:: Text provided ::
[BEGIN]
MarkDoc Manual + GUI

haghish

Join Date: Aug 2014

Posts: 201
#1

MarkDoc Manual + GUI

05 Sep 2016, 11:30

The new release of MarkDoc (currently only on GitHub) has a dialog box, which not only shows all of the functionality of the package, but also makes using it for students easier. Moreover, MarkDoc manual is now available on GitHub Wiki and is updated constantly with new tutorials. The new updates were meant to facilitate using MarkDoc in classroom and workshops, to make it easier for the students to use the package for taking notes and writing their projects within Stata.

To install the package from GitHub, type:

Code:

net install markdoc, replace from("https://raw.githubusercontent.com/haghish/markdoc/master/")

and to open the dialog box, type:

Code:

db markdoc

which opens a window as shown below. For more details, see GitHub Wiki or the release notes

Last edited by haghish; 05 Sep 2016, 11:37.
Tags: None

1 like
Anders Alexandersson

Join Date: Apr 2014

Posts: 203
#2

27 Oct 2016, 13:21

I get no output from -markdoc- when used with your command -Rcall- in a do-file. I am using Stata 14.2 for Windows, -markdoc- version 3.8.3, -Rcall- version 1.3.5, and Microsoft Word 2013.

Basically, I want to do literate programming in Stata using -markdoc- but add a few R commands using -Rcall-. I can use -markdoc- and -Rcall- separately but not together. The program -Rcall- is discussed here: http://www.statalist.org/forums/foru...th-r-and-stata

This -markdoc- command works but stops to produce output if I add any -Rcall- code in the do-file:

Code:

markdoc "F:\tmp_27oct.do" , markup(markdown) export(docx) replace style("stata")
[END]
:: Provided data ::
[BEGIN]
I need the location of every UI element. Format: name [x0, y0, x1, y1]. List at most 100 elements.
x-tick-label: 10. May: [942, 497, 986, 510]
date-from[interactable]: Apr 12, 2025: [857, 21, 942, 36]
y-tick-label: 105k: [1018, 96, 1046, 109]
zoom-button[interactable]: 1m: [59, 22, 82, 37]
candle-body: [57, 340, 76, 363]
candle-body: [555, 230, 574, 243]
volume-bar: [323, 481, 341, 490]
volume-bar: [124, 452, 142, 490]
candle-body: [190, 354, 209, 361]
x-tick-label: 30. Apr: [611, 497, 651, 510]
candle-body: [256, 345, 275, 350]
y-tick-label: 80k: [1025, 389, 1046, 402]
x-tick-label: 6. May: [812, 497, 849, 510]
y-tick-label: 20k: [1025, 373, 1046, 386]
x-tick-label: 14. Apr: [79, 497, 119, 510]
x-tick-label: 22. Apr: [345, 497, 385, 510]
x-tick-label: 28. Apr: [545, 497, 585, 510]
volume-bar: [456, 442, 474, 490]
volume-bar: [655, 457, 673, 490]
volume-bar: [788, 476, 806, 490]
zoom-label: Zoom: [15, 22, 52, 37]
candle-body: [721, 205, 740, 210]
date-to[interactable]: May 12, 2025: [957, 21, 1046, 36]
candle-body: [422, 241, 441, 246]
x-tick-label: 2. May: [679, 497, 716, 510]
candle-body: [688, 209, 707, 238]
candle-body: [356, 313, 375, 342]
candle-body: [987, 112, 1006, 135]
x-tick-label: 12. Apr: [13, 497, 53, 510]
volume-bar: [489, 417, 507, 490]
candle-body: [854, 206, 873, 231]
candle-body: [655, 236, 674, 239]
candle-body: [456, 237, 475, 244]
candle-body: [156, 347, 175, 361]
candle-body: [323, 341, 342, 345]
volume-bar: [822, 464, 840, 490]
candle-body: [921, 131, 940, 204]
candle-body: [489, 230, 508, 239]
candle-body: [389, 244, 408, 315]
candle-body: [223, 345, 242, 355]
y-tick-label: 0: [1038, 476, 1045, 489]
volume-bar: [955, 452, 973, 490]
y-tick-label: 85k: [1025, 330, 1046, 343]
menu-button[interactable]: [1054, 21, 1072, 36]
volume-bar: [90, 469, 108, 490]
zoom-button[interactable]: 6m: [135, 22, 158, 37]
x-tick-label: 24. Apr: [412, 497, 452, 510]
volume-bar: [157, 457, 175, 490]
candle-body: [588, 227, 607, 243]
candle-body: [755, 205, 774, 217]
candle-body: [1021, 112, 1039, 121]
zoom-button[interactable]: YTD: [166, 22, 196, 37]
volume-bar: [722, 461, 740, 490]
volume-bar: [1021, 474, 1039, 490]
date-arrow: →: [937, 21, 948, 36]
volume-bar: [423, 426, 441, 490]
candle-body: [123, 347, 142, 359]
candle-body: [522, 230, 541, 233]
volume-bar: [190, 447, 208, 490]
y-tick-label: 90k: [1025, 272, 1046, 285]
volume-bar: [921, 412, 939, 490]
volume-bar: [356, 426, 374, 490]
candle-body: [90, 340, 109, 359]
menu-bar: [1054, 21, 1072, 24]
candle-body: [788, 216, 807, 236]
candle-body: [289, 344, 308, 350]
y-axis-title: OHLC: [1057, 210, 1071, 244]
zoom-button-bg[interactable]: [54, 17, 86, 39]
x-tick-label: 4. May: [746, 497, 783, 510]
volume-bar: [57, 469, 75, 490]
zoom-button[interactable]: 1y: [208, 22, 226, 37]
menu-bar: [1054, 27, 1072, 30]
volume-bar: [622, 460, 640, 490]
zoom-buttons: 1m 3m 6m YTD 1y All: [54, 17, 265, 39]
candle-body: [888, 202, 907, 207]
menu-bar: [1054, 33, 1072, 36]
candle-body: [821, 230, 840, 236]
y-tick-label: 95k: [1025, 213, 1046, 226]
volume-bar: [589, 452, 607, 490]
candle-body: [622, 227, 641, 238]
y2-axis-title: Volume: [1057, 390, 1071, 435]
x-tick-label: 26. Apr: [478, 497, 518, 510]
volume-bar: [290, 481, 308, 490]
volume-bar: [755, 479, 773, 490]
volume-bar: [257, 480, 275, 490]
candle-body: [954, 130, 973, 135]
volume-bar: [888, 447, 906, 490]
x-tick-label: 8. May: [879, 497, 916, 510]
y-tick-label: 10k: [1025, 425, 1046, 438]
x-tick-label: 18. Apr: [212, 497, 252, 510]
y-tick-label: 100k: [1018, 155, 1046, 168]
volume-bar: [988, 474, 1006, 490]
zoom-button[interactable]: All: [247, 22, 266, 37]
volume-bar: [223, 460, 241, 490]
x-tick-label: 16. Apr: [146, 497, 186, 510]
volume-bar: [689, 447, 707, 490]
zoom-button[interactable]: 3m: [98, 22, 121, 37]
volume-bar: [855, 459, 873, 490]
[END]
:: Stated goal 1 ::
Reproduce the records verbatim, everything from the start of the records down through the line containing "volume-bar: [822, 464, 840, 490]", with both ends included.
:: Stated goal 2 ::
Can you pick up the MarkDoc forum thread from where it stops?

:: Reply 1 ::
I need the location of every UI element. Format: name [x0, y0, x1, y1]. List at most 100 elements.
x-tick-label: 10. May: [942, 497, 986, 510]
date-from[interactable]: Apr 12, 2025: [857, 21, 942, 36]
y-tick-label: 105k: [1018, 96, 1046, 109]
zoom-button[interactable]: 1m: [59, 22, 82, 37]
candle-body: [57, 340, 76, 363]
candle-body: [555, 230, 574, 243]
volume-bar: [323, 481, 341, 490]
volume-bar: [124, 452, 142, 490]
candle-body: [190, 354, 209, 361]
x-tick-label: 30. Apr: [611, 497, 651, 510]
candle-body: [256, 345, 275, 350]
y-tick-label: 80k: [1025, 389, 1046, 402]
x-tick-label: 6. May: [812, 497, 849, 510]
y-tick-label: 20k: [1025, 373, 1046, 386]
x-tick-label: 14. Apr: [79, 497, 119, 510]
x-tick-label: 22. Apr: [345, 497, 385, 510]
x-tick-label: 28. Apr: [545, 497, 585, 510]
volume-bar: [456, 442, 474, 490]
volume-bar: [655, 457, 673, 490]
volume-bar: [788, 476, 806, 490]
zoom-label: Zoom: [15, 22, 52, 37]
candle-body: [721, 205, 740, 210]
date-to[interactable]: May 12, 2025: [957, 21, 1046, 36]
candle-body: [422, 241, 441, 246]
x-tick-label: 2. May: [679, 497, 716, 510]
candle-body: [688, 209, 707, 238]
candle-body: [356, 313, 375, 342]
candle-body: [987, 112, 1006, 135]
x-tick-label: 12. Apr: [13, 497, 53, 510]
volume-bar: [489, 417, 507, 490]
candle-body: [854, 206, 873, 231]
candle-body: [655, 236, 674, 239]
candle-body: [456, 237, 475, 244]
candle-body: [156, 347, 175, 361]
candle-body: [323, 341, 342, 345]
volume-bar: [822, 464, 840, 490]

:: Reply 2 ::
I tried both interactive and vanilla mode of -Rcall-. The output is displayed in Stata but not in the Word document; the Word document is empty once you add -Rcall- code. Are -markdoc- and -Rcall- incompatible?
Comment
haghish

Join Date: Aug 2014

Posts: 201
#3

28 Oct 2016, 06:57

I don't have any problem including R code in dynamic document with MarkDoc

The current Rcall version is 1.4 and MarkDoc is 1.3.8 so perhaps you could try to update your software and if that doesn't solve the problem in your code, you could upload an example do-file to see what is the problem.
Comment
Anders Alexandersson

Join Date: Apr 2014

Posts: 203
#4

28 Oct 2016, 07:35

I no longer have any problem including R code in dynamic document with MarkDoc. Updating to the current versions Rcall 1.4.0 and MarkDoc 3.8.5 fixed the problem. Thanks, Haghish!
Comment
Andrea Discacciati

Join Date: Feb 2016

Posts: 194
#5

28 Oct 2016, 15:02

Hi Haghish, I have one quick question.

I use a lot of loops in my code (-foreach- and -forval-). Is there a way to suppress the display of the Stata code from the loops and keep only the Stata output in the document generated by MarkDoc? Something similar to /**/ for single commands?

For example, given this code

Code:

qui log using "/Users/anddis/Desktop/a", smcl replace webuse auto /*** # title 1 some text ***/ foreach v of varlist length trunk { txt "## Variable summarized: `=strupper("`v'")'" _n su `v' } qui log c markdoc "/Users/anddis/Desktop/a.smcl", export(html) pandoc(/usr/local/bin/pandoc)

I wish that the output file a.html didn't display the following part:

Code:

. foreach v of varlist length trunk { . su `v' . }

Thank you for all the work you've been putting into this!
Comment
haghish

Join Date: Aug 2014

Posts: 201
#6

31 Oct 2016, 04:15

Anders Alexandersson glad to hear that. The great thing about GitHub is that you can simply follow the packages you are using and get notification about their recent updates... plus many other benefits for reproducibility which I am addressing in my current paper...

Andrea Discacciati
You can do that. For example, create a do-file file as follows (also attached)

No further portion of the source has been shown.